(EXERCISE DESCRIPTION)
Work out how many lines of the material below mention the word "Dimanche"; reply with the number only.

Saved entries
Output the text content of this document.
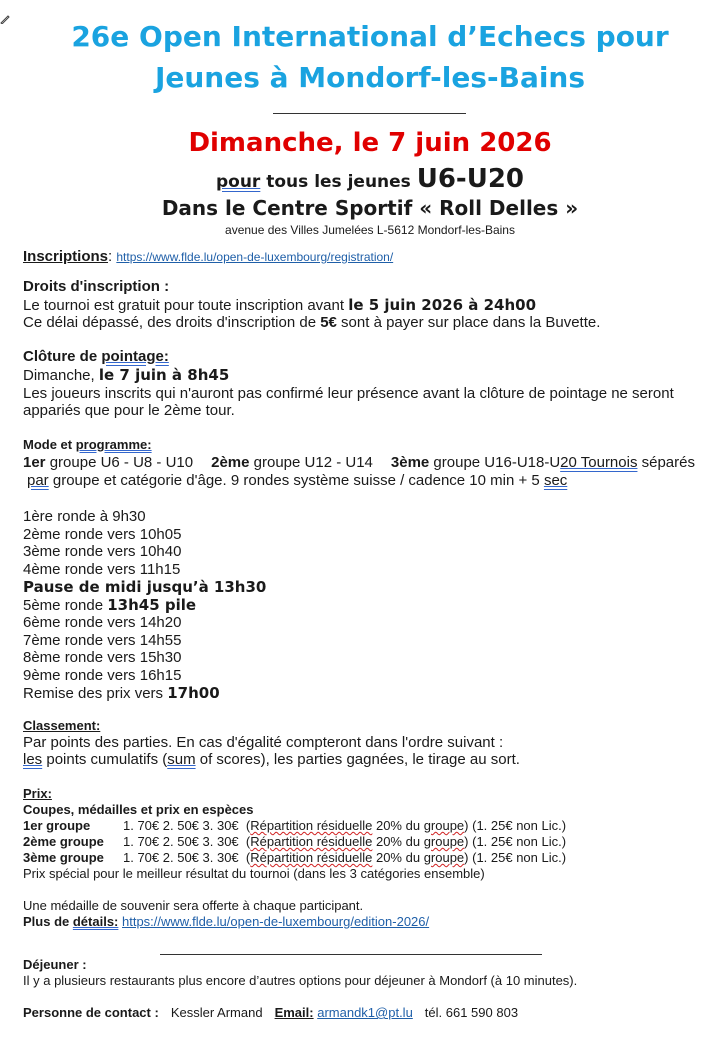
26e Open International d’Echecs pour
Jeunes à Mondorf-les-Bains
Dimanche, le 7 juin 2026
pour tous les jeunes U6-U20
Dans le Centre Sportif « Roll Delles »
avenue des Villes Jumelées L-5612 Mondorf-les-Bains
Inscriptions: https://www.flde.lu/open-de-luxembourg/registration/
Droits d'inscription :
Le tournoi est gratuit pour toute inscription avant le 5 juin 2026 à 24h00
Ce délai dépassé, des droits d'inscription de 5€ sont à payer sur place dans la Buvette.
Clôture de pointage:
Dimanche, le 7 juin à 8h45
Les joueurs inscrits qui n'auront pas confirmé leur présence avant la clôture de pointage ne seront
appariés que pour le 2ème tour.
Mode et programme:
1er groupe U6 - U8 - U10 2ème groupe U12 - U14 3ème groupe U16-U18-U20 Tournois séparés
par groupe et catégorie d'âge. 9 rondes système suisse / cadence 10 min + 5 sec
1ère ronde à 9h30
2ème ronde vers 10h05
3ème ronde vers 10h40
4ème ronde vers 11h15
Pause de midi jusqu’à 13h30
5ème ronde 13h45 pile
6ème ronde vers 14h20
7ème ronde vers 14h55
8ème ronde vers 15h30
9ème ronde vers 16h15
Remise des prix vers 17h00
Classement:
Par points des parties. En cas d'égalité compteront dans l'ordre suivant :
les points cumulatifs (sum of scores), les parties gagnées, le tirage au sort.
Prix:
Coupes, médailles et prix en espèces
1er groupe	1. 70€ 2. 50€ 3. 30€ (Répartition résiduelle 20% du groupe) (1. 25€ non Lic.)
2ème groupe 1. 70€ 2. 50€ 3. 30€ (Répartition résiduelle 20% du groupe) (1. 25€ non Lic.)
3ème groupe 1. 70€ 2. 50€ 3. 30€ (Répartition résiduelle 20% du groupe) (1. 25€ non Lic.)
Prix spécial pour le meilleur résultat du tournoi (dans les 3 catégories ensemble)
Une médaille de souvenir sera offerte à chaque participant.
Plus de détails: https://www.flde.lu/open-de-luxembourg/edition-2026/
Déjeuner :
Il y a plusieurs restaurants plus encore d’autres options pour déjeuner à Mondorf (à 10 minutes).
Personne de contact : Kessler Armand Email: armandk1@pt.lu tél. 661 590 803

(RESULT FOR THIS EXERCISE)
2